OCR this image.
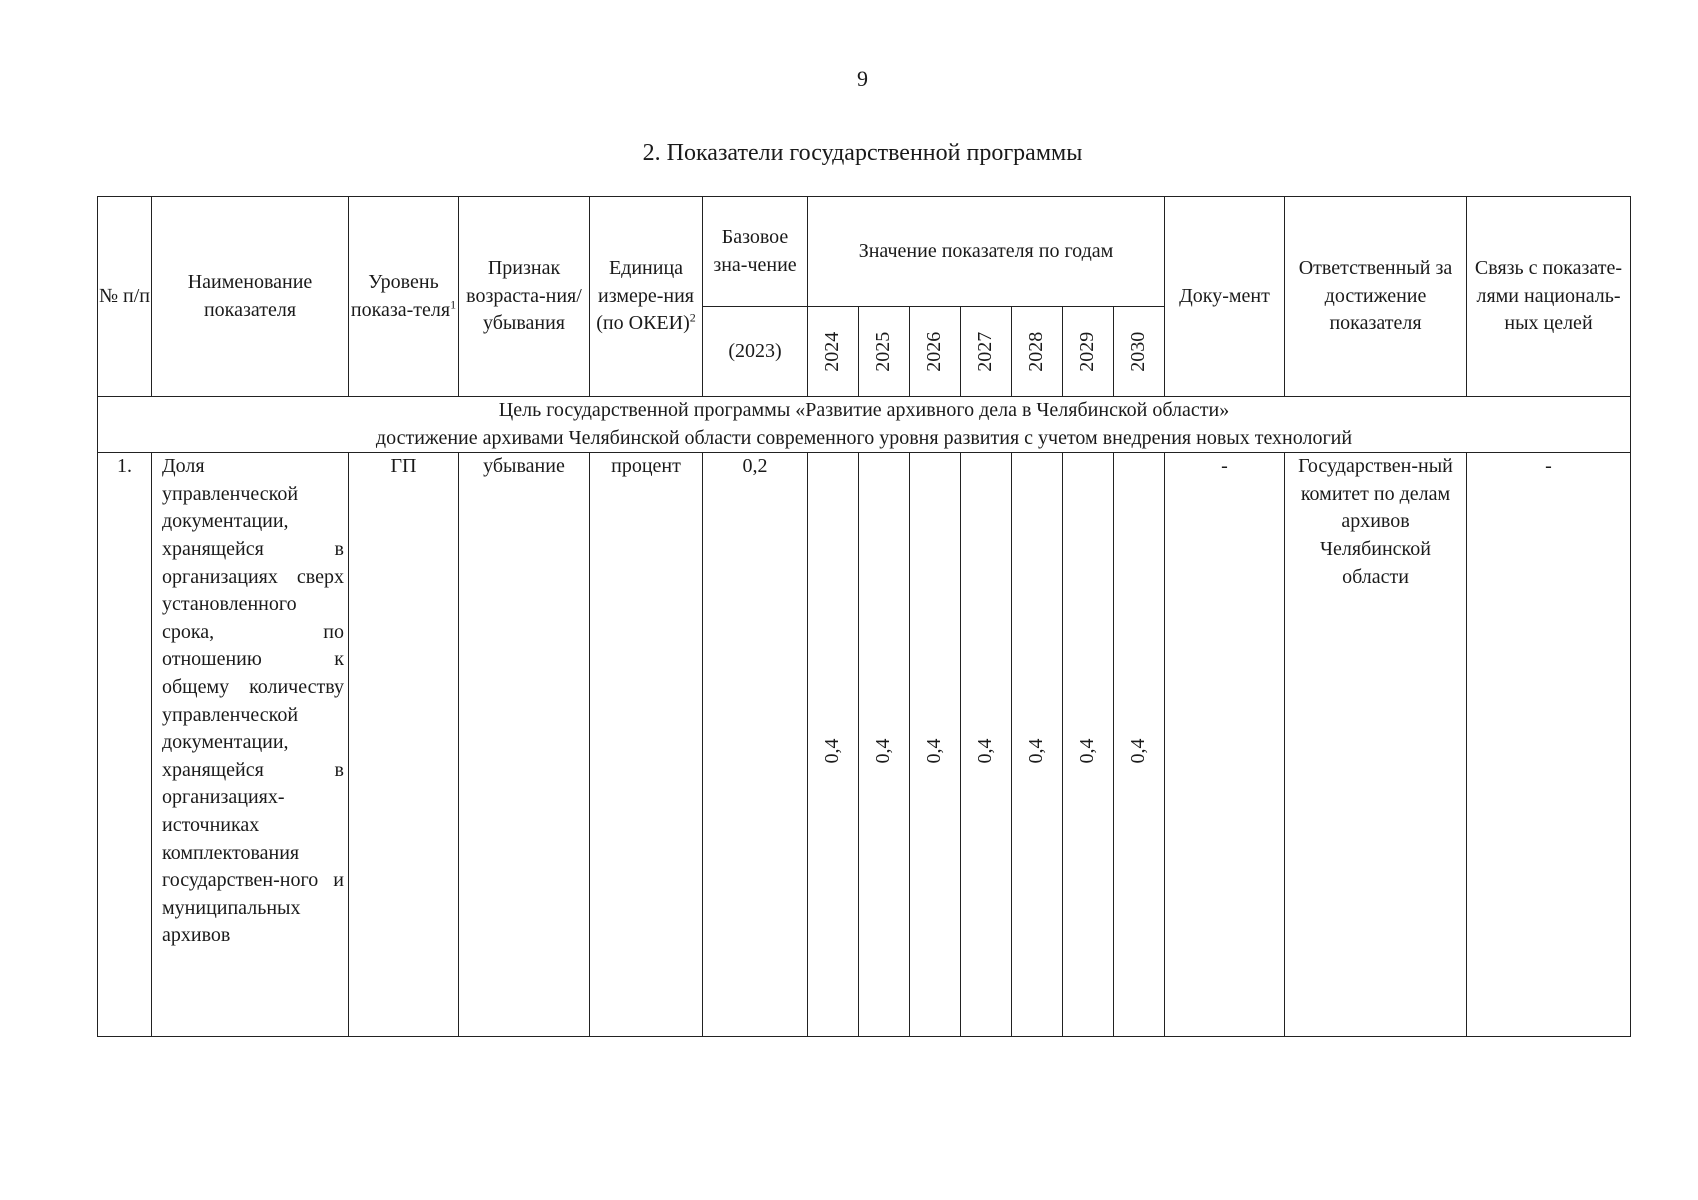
9
2. Показатели государственной программы
№ п/п	Наименование показателя	Уровень показа-теля$^1$	Признак возраста-ния/ убывания	Единица измере-ния (по ОКЕИ)$^2$	Базовое зна-чение	Значение показателя по годам							Доку-мент	Ответственный за достижение показателя	Связь с показате-лями националь-ных целей
					(2023)	2024	2025	2026	2027	2028	2029	2030			

Цель государственной программы «Развитие архивного дела в Челябинской области»
достижение архивами Челябинской области современного уровня развития с учетом внедрения новых технологий															

1.	Доля управленческой документации, хранящейся в организациях сверх установленного срока, по отношению к общему количеству управленческой документации, хранящейся в организациях-источниках комплектования государствен-ного и муниципальных архивов	ГП	убывание	процент	0,2	0,4	0,4	0,4	0,4	0,4	0,4	0,4	-	Государствен-ный комитет по делам архивов Челябинской области	-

****************

▶ [PROBLEM DESCRIPTION]
Quote the listing above in full, except for the pictures.

▶ [RESULT OF THIS TASK]
OCR this image.
9
2. Показатели государственной программы
№ п/п	Наименование показателя	Уровень показа-теля$^1$	Признак возраста-ния/ убывания	Единица измере-ния (по ОКЕИ)$^2$	Базовое зна-чение	Значение показателя по годам							Доку-мент	Ответственный за достижение показателя	Связь с показате-лями националь-ных целей
					(2023)	2024	2025	2026	2027	2028	2029	2030			

Цель государственной программы «Развитие архивного дела в Челябинской области»
достижение архивами Челябинской области современного уровня развития с учетом внедрения новых технологий															

1.	Доля управленческой документации, хранящейся в организациях сверх установленного срока, по отношению к общему количеству управленческой документации, хранящейся в организациях-источниках комплектования государствен-ного и муниципальных архивов	ГП	убывание	процент	0,2	0,4	0,4	0,4	0,4	0,4	0,4	0,4	-	Государствен-ный комитет по делам архивов Челябинской области	-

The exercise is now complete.